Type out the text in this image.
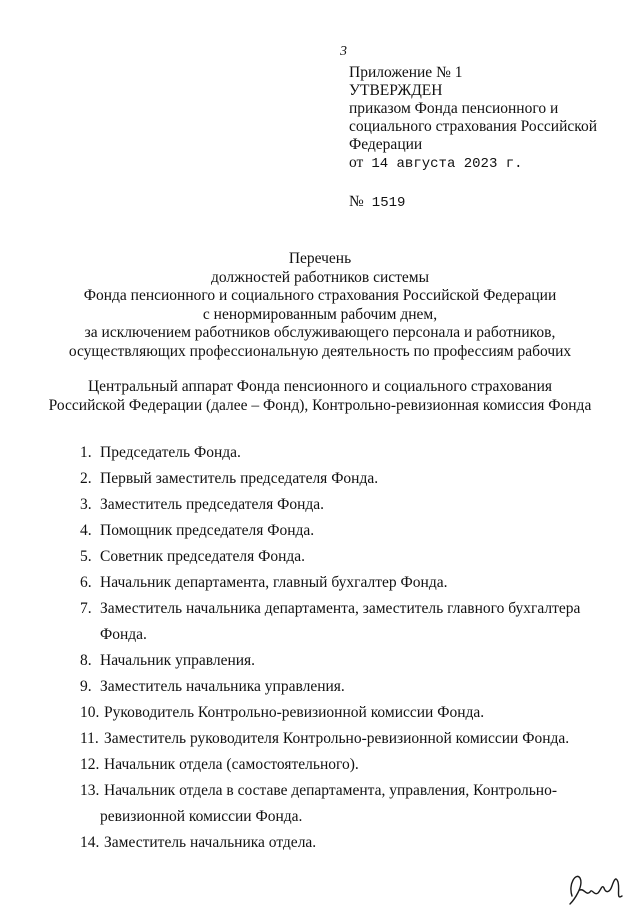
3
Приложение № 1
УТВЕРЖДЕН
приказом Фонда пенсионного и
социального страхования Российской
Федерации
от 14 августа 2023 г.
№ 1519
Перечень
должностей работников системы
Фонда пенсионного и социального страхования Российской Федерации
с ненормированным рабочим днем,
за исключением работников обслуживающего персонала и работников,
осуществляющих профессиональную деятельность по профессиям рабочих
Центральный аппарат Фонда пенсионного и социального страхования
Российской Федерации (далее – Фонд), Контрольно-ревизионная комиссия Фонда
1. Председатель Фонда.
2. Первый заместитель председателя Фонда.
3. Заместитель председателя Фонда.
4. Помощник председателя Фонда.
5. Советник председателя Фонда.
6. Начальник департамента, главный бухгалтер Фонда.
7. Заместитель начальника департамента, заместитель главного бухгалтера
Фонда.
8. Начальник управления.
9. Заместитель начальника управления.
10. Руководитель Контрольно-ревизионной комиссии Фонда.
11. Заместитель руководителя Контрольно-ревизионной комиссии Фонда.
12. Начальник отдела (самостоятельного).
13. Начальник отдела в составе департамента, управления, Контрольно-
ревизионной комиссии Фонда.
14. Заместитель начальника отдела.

[EXERCISE DIRECTIONS]
Restate each line of the records exactly; pictures do not belong in the copy.

[WRITTEN REPLY]
Type out the text in this image.
3
Приложение № 1
УТВЕРЖДЕН
приказом Фонда пенсионного и
социального страхования Российской
Федерации
от 14 августа 2023 г.
№ 1519
Перечень
должностей работников системы
Фонда пенсионного и социального страхования Российской Федерации
с ненормированным рабочим днем,
за исключением работников обслуживающего персонала и работников,
осуществляющих профессиональную деятельность по профессиям рабочих
Центральный аппарат Фонда пенсионного и социального страхования
Российской Федерации (далее – Фонд), Контрольно-ревизионная комиссия Фонда
1. Председатель Фонда.
2. Первый заместитель председателя Фонда.
3. Заместитель председателя Фонда.
4. Помощник председателя Фонда.
5. Советник председателя Фонда.
6. Начальник департамента, главный бухгалтер Фонда.
7. Заместитель начальника департамента, заместитель главного бухгалтера
Фонда.
8. Начальник управления.
9. Заместитель начальника управления.
10. Руководитель Контрольно-ревизионной комиссии Фонда.
11. Заместитель руководителя Контрольно-ревизионной комиссии Фонда.
12. Начальник отдела (самостоятельного).
13. Начальник отдела в составе департамента, управления, Контрольно-
ревизионной комиссии Фонда.
14. Заместитель начальника отдела.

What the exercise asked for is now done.